* _SOURCE TEXT_
•••••

The G7 Data Protection and Privacy Authorities (DPAs) have endorsed a plan based on three pillars resulting from a roundtable discussion with the authorities.

The regulators met earlier this month in Japan to discuss key privacy and data protection topics.

The G7 is an intergovernmental group of officials discussing world economics. Seven large Western nations make up the group. The DPAs are officials from each nation’s data privacy agencies.

Their three pillars include developing and implementing the data free flow with trust (DFFT) concept as well as emerging technologies and enhancing enforcement cooperation.

According to the World Economic Forum, DFFT is a guiding principle for international cooperation regarding data flows.

DFFT has focused on issues like trade agreements, including e-commerce negotiations at the World Trade Organization and regional and bilateral free trade agreements (FTAs).

The DPA promised to be “attentive and supportive” of the efforts to develop the DFFT concept.

This pillar includes creating a new institutional arrangement for partnership and emphasizes that trust is vital to the flow of data around the globe.

The first pillar also promotes a common understanding of the idea and its key components as related to data protection and to assess “common goals to ensure a high level of data protection and privacy.”

The second pillar is related to promoting the development and use of emerging technologies in ways that reinforce trust and respect privacy.

This is said to include collaborative work and discussions on de-identification, anonymization, pseudonymization and privacy-enhancing technologies (PETs) by “fostering a common understanding of key terms and concepts in use across G7 jurisdictions.”

According to the United Kingdom’s information commissioner, PETs “are technologies that embody fundamental data protection principles.”

This includes minimizing personal information use, maximizing information security or empowering people.

Many PETS have direct biometrics and digital identity uses, for example, zero-knowledge proofs, a cryptographic concept that reduces proofing transactions to a simple confirmation or denial without sharing details or user data.

This pillar includes creating a terminology reference document outlining key terms and characteristics of important concepts used by G7 DPAs to facilitate collaborative work and discussions and to address relevant international definitions and uses of the terms.

•••••

* _TASK TO CARRY OUT_
Please explain in one to three sentences why, according to the article on the G7 privacy plan, the authorities will create a terminology reference document.

Stored dataset items

•••••

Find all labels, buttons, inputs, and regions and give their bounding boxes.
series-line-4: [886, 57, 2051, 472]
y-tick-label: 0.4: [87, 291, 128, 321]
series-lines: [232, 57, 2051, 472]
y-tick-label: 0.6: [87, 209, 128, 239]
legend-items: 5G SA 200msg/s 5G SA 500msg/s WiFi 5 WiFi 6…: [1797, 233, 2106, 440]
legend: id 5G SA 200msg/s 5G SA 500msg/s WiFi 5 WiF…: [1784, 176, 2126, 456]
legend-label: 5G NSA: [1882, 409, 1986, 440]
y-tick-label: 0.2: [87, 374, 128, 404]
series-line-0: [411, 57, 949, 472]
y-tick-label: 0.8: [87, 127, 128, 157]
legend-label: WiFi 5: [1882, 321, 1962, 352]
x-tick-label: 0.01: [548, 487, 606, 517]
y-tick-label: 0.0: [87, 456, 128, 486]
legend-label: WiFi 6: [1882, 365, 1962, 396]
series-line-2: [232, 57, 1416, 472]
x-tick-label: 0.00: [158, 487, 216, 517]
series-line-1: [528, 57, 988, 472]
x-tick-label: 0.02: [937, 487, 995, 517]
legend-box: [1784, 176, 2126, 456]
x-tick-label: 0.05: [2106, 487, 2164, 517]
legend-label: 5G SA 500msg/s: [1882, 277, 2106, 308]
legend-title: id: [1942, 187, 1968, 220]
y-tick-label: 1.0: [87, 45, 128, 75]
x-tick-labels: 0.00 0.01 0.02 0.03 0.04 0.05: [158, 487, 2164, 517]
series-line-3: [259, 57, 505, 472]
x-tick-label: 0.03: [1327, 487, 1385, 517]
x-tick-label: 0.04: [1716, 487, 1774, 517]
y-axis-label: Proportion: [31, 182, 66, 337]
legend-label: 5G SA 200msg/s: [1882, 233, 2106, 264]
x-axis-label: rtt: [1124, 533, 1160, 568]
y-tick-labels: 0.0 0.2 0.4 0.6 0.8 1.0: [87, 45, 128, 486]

•••••

* _FULL SOLUTION_
The document will outline key terms and characteristics of important concepts that the G7 data protection authorities use. Its purpose is to facilitate collaborative work and discussions and to address relevant international definitions and uses of those terms.